Which lines of the records contain "строительных"? Collect every one of them.

──────────────────────────────

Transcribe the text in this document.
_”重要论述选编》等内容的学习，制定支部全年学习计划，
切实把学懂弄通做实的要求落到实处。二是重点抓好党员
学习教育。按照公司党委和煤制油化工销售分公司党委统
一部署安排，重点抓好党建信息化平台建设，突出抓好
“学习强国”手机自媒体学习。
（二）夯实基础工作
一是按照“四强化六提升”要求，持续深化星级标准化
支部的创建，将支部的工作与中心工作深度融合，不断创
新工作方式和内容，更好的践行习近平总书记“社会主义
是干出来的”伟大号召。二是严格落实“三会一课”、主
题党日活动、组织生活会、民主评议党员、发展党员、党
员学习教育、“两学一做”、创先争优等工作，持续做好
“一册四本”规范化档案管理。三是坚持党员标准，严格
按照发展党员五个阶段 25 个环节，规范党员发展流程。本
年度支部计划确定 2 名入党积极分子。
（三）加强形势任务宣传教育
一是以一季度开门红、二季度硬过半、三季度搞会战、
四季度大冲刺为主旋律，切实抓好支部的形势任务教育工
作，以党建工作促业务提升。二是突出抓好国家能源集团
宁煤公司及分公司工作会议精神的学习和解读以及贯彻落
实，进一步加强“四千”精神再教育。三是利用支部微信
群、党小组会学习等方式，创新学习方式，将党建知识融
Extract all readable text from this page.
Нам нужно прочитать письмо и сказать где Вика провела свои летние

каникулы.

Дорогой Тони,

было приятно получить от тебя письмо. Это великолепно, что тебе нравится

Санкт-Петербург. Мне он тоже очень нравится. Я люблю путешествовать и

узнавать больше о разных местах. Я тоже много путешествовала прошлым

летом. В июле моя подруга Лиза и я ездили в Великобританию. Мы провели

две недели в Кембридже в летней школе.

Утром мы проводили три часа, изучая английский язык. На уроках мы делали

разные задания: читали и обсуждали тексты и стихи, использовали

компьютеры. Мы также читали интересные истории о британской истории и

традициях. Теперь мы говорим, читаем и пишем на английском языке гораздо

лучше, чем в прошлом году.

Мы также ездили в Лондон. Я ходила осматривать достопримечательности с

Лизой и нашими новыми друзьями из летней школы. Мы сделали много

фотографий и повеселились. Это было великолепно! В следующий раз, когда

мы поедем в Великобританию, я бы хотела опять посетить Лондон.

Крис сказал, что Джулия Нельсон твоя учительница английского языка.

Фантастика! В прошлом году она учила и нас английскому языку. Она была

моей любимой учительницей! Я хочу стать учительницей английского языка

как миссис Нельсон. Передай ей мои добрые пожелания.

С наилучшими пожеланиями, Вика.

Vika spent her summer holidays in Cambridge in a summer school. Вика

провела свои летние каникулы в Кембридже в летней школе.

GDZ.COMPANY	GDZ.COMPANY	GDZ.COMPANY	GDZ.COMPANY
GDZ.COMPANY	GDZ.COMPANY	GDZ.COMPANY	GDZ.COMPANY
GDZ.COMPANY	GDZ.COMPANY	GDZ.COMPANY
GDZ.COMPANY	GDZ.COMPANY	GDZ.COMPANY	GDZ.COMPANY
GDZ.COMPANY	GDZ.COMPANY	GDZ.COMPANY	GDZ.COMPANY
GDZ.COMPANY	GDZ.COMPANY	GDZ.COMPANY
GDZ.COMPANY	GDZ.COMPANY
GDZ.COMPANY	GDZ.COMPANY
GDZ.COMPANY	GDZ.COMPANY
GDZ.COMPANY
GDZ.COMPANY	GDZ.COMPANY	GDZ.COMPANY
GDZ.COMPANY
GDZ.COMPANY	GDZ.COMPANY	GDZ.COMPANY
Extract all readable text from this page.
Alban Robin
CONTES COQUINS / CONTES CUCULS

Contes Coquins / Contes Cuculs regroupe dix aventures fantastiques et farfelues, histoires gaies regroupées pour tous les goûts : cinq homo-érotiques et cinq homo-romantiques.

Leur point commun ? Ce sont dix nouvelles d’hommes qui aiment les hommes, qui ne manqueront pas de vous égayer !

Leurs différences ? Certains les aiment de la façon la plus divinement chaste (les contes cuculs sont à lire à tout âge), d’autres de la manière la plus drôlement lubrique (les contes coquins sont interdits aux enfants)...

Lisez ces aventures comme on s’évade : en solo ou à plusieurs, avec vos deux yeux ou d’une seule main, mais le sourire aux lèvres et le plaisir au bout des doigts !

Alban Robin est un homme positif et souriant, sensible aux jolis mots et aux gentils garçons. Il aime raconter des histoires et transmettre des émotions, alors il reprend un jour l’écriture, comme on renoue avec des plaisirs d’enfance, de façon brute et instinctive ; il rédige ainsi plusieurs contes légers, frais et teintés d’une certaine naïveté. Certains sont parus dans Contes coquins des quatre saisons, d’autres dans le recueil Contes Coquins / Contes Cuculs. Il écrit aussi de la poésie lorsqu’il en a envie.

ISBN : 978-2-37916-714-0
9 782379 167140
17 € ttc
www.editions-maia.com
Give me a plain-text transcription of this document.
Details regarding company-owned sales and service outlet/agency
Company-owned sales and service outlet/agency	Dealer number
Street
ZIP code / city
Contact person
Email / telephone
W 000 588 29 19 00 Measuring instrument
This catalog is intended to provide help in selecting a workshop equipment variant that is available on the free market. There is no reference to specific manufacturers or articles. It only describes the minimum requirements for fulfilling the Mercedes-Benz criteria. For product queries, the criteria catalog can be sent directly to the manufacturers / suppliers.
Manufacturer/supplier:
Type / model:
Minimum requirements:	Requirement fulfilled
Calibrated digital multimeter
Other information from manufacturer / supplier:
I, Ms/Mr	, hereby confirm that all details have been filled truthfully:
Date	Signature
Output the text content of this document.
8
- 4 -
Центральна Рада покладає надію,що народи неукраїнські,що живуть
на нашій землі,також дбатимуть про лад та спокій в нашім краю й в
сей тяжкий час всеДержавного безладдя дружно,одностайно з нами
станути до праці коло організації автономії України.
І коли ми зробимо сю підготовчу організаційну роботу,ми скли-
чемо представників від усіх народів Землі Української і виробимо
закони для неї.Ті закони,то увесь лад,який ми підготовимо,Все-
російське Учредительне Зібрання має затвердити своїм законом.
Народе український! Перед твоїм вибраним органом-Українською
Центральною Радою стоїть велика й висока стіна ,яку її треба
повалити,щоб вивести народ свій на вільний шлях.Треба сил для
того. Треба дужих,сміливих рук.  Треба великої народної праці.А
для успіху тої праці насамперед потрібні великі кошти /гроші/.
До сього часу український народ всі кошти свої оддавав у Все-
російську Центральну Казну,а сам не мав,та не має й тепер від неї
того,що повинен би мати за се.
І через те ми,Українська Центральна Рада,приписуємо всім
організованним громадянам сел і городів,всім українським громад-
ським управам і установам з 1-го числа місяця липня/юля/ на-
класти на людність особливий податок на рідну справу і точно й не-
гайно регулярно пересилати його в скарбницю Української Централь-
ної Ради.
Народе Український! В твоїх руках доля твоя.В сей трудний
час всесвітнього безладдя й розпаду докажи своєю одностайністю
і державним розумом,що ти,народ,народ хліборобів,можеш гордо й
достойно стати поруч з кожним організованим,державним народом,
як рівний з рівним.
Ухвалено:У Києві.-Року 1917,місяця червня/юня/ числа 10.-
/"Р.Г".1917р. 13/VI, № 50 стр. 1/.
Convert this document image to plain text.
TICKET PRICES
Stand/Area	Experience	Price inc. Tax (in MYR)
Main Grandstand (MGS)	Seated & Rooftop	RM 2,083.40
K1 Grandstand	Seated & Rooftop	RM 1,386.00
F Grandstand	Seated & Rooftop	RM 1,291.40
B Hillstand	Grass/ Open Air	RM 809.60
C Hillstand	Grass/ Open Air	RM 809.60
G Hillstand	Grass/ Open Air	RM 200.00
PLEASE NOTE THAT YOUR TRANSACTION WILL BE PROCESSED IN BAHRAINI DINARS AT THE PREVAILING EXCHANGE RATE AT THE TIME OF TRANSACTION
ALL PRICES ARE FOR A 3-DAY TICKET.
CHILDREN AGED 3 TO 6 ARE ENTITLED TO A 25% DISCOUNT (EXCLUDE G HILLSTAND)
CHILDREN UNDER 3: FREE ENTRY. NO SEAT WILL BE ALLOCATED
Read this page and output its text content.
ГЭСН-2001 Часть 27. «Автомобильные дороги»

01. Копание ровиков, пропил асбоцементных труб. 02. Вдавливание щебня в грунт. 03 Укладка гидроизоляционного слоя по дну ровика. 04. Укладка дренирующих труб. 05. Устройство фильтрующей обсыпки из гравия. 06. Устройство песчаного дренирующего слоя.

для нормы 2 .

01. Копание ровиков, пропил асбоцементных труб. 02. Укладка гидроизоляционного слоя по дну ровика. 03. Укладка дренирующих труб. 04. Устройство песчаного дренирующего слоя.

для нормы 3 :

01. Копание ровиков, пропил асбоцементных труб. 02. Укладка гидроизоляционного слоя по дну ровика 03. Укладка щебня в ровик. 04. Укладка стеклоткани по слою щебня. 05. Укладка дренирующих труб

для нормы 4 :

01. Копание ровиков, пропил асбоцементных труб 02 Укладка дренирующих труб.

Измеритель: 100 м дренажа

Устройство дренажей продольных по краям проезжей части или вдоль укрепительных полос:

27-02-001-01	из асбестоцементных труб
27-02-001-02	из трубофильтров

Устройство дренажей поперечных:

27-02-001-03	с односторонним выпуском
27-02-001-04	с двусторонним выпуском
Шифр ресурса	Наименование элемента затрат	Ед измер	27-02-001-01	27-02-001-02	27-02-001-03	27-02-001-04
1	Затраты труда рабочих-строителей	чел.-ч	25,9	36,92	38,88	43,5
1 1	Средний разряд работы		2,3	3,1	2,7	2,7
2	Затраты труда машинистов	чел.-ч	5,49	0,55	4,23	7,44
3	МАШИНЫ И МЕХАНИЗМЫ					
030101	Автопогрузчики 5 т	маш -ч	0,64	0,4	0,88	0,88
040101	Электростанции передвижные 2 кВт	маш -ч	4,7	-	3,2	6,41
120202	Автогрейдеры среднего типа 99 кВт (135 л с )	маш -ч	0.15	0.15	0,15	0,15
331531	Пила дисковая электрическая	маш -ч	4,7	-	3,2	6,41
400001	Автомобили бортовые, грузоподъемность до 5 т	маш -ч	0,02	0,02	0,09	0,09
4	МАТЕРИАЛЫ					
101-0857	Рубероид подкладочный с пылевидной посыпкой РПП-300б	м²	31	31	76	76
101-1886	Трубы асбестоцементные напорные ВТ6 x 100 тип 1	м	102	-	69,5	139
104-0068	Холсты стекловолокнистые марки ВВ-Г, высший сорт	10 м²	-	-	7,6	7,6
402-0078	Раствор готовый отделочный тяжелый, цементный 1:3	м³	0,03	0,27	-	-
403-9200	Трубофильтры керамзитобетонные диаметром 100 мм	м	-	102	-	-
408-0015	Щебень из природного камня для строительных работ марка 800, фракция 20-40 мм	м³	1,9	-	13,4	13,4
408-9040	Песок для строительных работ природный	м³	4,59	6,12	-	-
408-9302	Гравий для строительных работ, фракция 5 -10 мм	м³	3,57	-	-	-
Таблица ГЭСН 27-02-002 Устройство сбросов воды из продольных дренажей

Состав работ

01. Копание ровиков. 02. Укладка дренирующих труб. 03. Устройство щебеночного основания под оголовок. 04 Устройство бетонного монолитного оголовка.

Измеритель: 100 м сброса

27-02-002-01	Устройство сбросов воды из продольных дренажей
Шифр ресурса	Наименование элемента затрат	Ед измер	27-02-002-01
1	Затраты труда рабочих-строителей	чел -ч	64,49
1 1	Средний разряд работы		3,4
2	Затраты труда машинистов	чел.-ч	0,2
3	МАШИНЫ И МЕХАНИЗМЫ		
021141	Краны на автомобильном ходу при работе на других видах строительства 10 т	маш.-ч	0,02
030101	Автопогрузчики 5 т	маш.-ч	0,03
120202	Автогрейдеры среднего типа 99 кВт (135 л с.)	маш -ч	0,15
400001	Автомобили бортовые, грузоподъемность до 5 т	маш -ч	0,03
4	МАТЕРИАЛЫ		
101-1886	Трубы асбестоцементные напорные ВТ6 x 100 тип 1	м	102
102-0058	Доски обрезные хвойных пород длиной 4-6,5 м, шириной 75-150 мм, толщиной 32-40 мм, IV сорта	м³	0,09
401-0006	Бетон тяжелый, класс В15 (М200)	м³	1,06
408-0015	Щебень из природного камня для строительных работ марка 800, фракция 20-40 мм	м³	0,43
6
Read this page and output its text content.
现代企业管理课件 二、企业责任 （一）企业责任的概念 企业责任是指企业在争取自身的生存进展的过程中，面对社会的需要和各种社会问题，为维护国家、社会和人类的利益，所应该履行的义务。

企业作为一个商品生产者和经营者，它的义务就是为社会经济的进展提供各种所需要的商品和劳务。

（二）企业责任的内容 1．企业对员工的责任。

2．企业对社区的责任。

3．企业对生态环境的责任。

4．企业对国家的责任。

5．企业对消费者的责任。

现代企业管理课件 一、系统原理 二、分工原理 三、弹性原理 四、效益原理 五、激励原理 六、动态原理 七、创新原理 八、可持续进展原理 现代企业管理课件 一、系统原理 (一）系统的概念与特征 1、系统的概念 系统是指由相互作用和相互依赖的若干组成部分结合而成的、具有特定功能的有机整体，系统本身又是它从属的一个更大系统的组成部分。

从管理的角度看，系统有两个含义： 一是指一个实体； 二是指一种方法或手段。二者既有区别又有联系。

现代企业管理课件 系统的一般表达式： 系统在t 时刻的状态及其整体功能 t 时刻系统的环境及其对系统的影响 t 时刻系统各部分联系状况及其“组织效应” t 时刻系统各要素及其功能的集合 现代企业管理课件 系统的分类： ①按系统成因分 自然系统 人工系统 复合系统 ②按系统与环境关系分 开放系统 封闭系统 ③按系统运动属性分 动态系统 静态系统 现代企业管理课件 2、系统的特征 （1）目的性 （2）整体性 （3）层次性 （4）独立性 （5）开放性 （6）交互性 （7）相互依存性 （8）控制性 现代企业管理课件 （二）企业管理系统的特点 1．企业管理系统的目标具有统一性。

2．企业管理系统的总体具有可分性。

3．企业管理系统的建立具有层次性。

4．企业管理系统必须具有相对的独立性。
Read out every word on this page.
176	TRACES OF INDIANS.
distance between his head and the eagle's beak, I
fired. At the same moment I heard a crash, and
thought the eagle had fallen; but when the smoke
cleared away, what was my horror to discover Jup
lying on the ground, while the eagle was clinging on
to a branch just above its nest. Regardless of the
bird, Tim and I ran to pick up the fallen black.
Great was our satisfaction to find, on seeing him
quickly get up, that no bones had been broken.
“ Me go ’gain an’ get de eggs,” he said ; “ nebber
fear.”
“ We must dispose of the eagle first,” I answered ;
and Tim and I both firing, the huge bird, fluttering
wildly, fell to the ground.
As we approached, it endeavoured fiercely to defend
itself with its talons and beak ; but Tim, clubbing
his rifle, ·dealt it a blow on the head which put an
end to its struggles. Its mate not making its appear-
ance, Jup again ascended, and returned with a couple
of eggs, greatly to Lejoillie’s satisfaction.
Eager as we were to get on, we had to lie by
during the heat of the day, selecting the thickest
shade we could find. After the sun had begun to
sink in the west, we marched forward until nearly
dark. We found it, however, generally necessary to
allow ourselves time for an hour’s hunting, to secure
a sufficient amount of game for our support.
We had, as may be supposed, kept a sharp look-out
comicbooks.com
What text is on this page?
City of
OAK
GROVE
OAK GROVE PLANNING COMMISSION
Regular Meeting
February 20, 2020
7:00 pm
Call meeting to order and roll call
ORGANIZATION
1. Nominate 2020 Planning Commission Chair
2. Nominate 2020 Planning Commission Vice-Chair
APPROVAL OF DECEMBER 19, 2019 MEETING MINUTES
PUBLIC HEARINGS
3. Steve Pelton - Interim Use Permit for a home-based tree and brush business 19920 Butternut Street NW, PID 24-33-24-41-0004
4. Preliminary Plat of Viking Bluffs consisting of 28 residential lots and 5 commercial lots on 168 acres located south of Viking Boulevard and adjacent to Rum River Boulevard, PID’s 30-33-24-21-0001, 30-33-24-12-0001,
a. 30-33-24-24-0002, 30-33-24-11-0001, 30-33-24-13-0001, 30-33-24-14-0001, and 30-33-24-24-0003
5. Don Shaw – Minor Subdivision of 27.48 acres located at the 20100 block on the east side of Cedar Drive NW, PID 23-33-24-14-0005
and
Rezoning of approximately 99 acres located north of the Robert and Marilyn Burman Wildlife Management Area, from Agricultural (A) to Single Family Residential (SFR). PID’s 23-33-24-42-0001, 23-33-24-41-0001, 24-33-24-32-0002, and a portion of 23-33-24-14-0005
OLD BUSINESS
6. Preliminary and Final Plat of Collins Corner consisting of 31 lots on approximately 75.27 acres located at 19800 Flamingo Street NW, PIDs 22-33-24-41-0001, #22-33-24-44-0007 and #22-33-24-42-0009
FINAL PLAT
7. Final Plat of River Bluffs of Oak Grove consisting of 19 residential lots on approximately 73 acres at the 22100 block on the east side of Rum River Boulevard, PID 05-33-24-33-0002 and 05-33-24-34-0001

──────────────────────────────

- _Solution to the exercise_
408-0015	Щебень из природного камня для строительных работ марка 800, фракция 20-40 мм	м³	1,9	-	13,4	13,4
408-9040	Песок для строительных работ природный	м³	4,59	6,12	-	-
408-9302	Гравий для строительных работ, фракция 5 -10 мм	м³	3,57	-	-	-
408-0015	Щебень из природного камня для строительных работ марка 800, фракция 20-40 мм	м³	0,43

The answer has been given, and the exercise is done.